_SHORT PROBLEM_: Leave out the pictures and copy the remaining records exactly.

_GIVEN DATA_:

* * * * * * * * *

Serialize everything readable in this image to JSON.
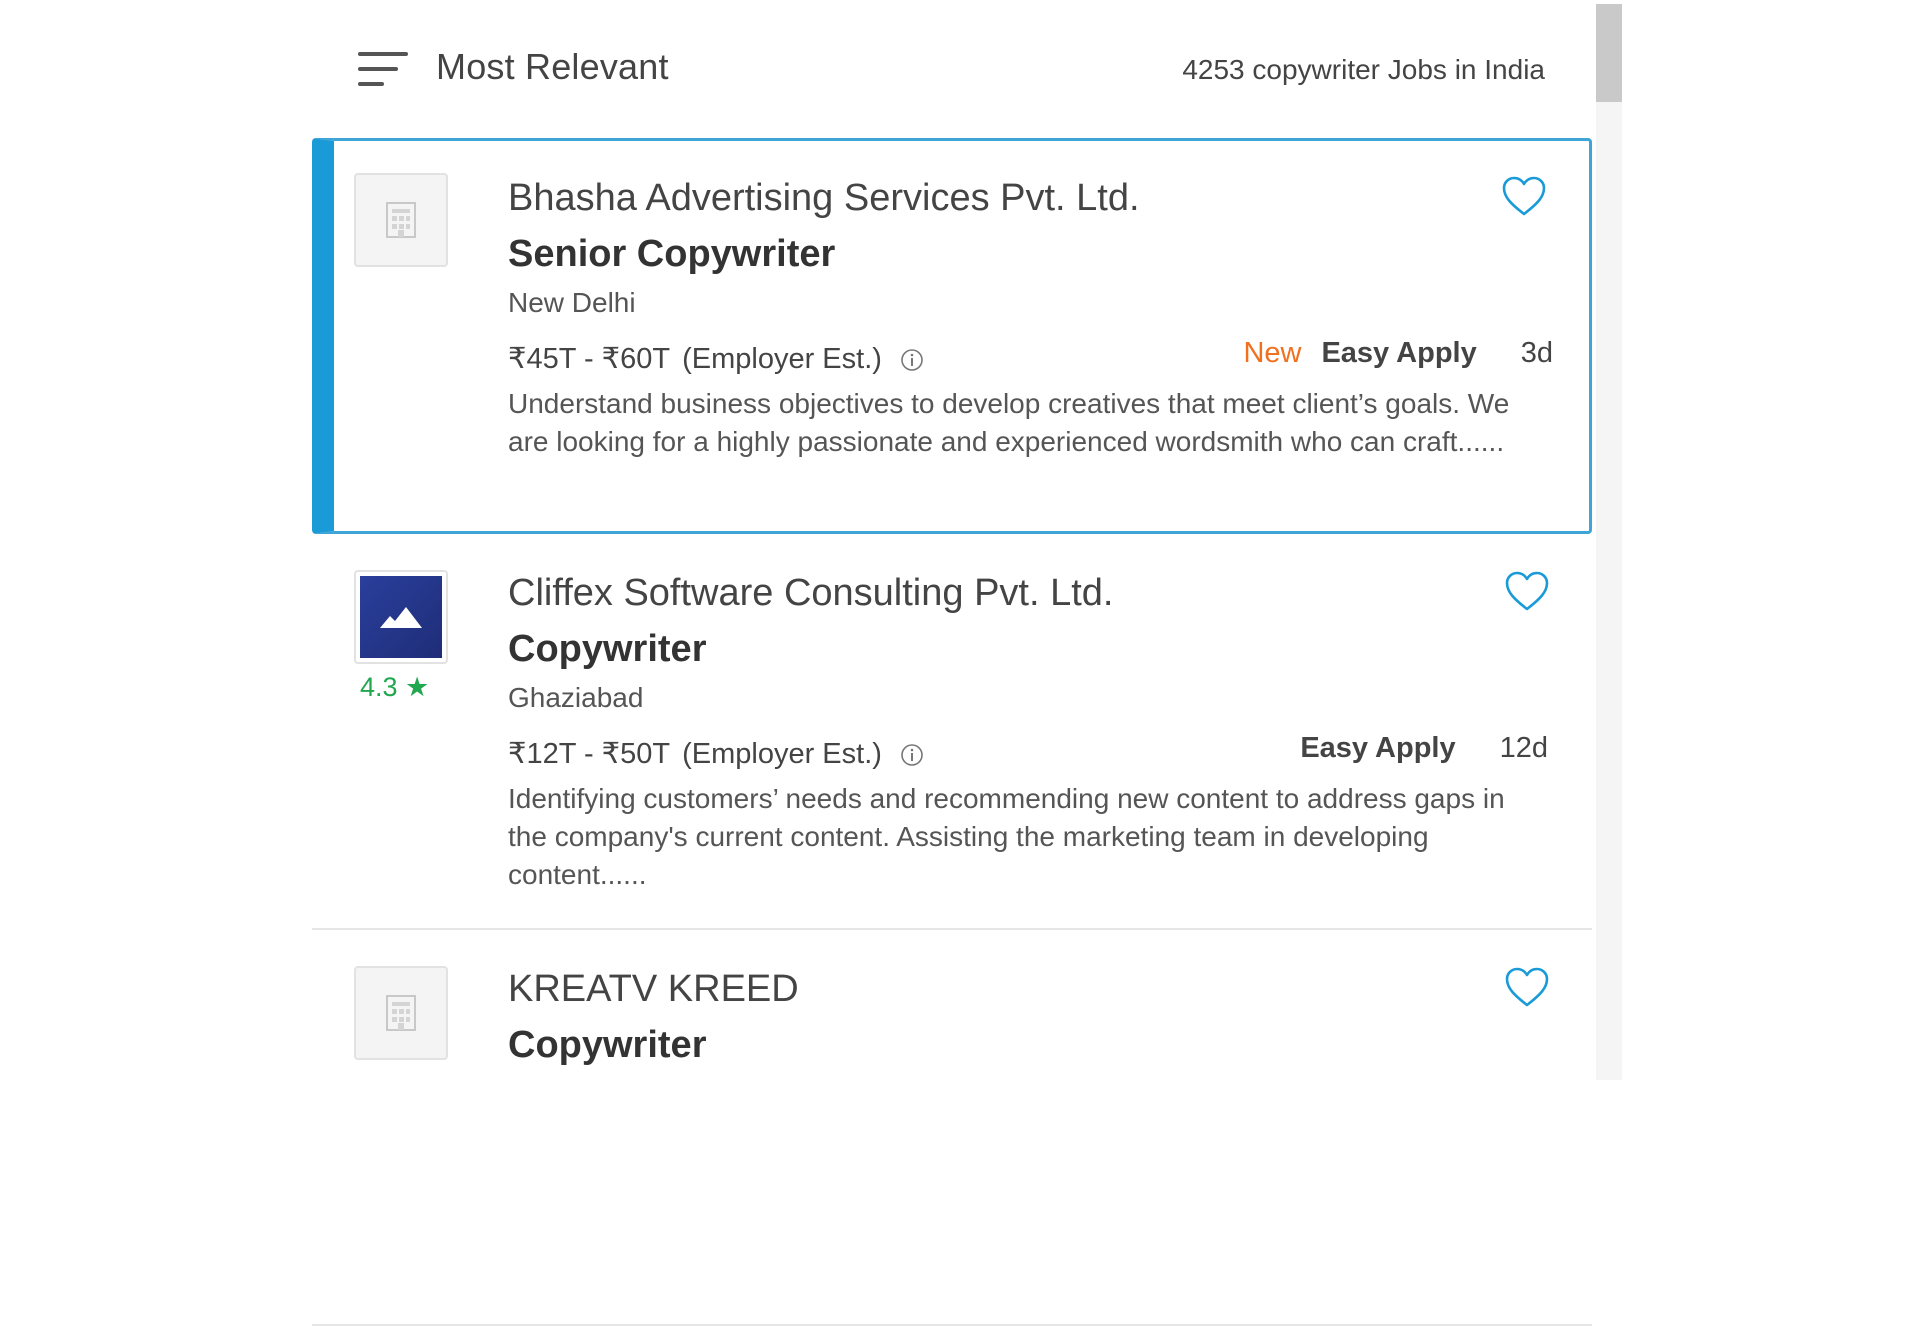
{
  "header": {
    "sort_label": "Most Relevant",
    "job_count": "4253 copywriter Jobs in India"
  },
  "jobs": [
    {
      "company": "Bhasha Advertising Services Pvt. Ltd.",
      "title": "Senior Copywriter",
      "location": "New Delhi",
      "salary": "₹45T - ₹60T",
      "salary_note": "(Employer Est.)",
      "tag_new": "New",
      "easy_apply": "Easy Apply",
      "age": "3d",
      "description": "Understand business objectives to develop creatives that meet client’s goals. We are looking for a highly passionate and experienced wordsmith who can craft......",
      "selected": true,
      "logo": "building-placeholder-icon"
    },
    {
      "company": "Cliffex Software Consulting Pvt. Ltd.",
      "title": "Copywriter",
      "location": "Ghaziabad",
      "rating": "4.3 ★",
      "salary": "₹12T - ₹50T",
      "salary_note": "(Employer Est.)",
      "easy_apply": "Easy Apply",
      "age": "12d",
      "description": "Identifying customers’ needs and recommending new content to address gaps in the company's current content. Assisting the marketing team in developing content......",
      "selected": false,
      "logo": "mountain-logo-icon"
    },
    {
      "company": "KREATV KREED",
      "title": "Copywriter",
      "selected": false,
      "logo": "building-placeholder-icon"
    }
  ],
  "colors": {
    "accent": "#1a9bd7",
    "new_tag": "#f0701e",
    "rating": "#21a84f",
    "heart": "#1a9bd7"
  }
}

* * * * * * * * *

_SOLVED EXERCISE_:
Serialize everything readable in this image to JSON.
{
  "header": {
    "sort_label": "Most Relevant",
    "job_count": "4253 copywriter Jobs in India"
  },
  "jobs": [
    {
      "company": "Bhasha Advertising Services Pvt. Ltd.",
      "title": "Senior Copywriter",
      "location": "New Delhi",
      "salary": "₹45T - ₹60T",
      "salary_note": "(Employer Est.)",
      "tag_new": "New",
      "easy_apply": "Easy Apply",
      "age": "3d",
      "description": "Understand business objectives to develop creatives that meet client’s goals. We are looking for a highly passionate and experienced wordsmith who can craft......",
      "selected": true,
      "logo": "building-placeholder-icon"
    },
    {
      "company": "Cliffex Software Consulting Pvt. Ltd.",
      "title": "Copywriter",
      "location": "Ghaziabad",
      "rating": "4.3 ★",
      "salary": "₹12T - ₹50T",
      "salary_note": "(Employer Est.)",
      "easy_apply": "Easy Apply",
      "age": "12d",
      "description": "Identifying customers’ needs and recommending new content to address gaps in the company's current content. Assisting the marketing team in developing content......",
      "selected": false,
      "logo": "mountain-logo-icon"
    },
    {
      "company": "KREATV KREED",
      "title": "Copywriter",
      "selected": false,
      "logo": "building-placeholder-icon"
    }
  ],
  "colors": {
    "accent": "#1a9bd7",
    "new_tag": "#f0701e",
    "rating": "#21a84f",
    "heart": "#1a9bd7"
  }
}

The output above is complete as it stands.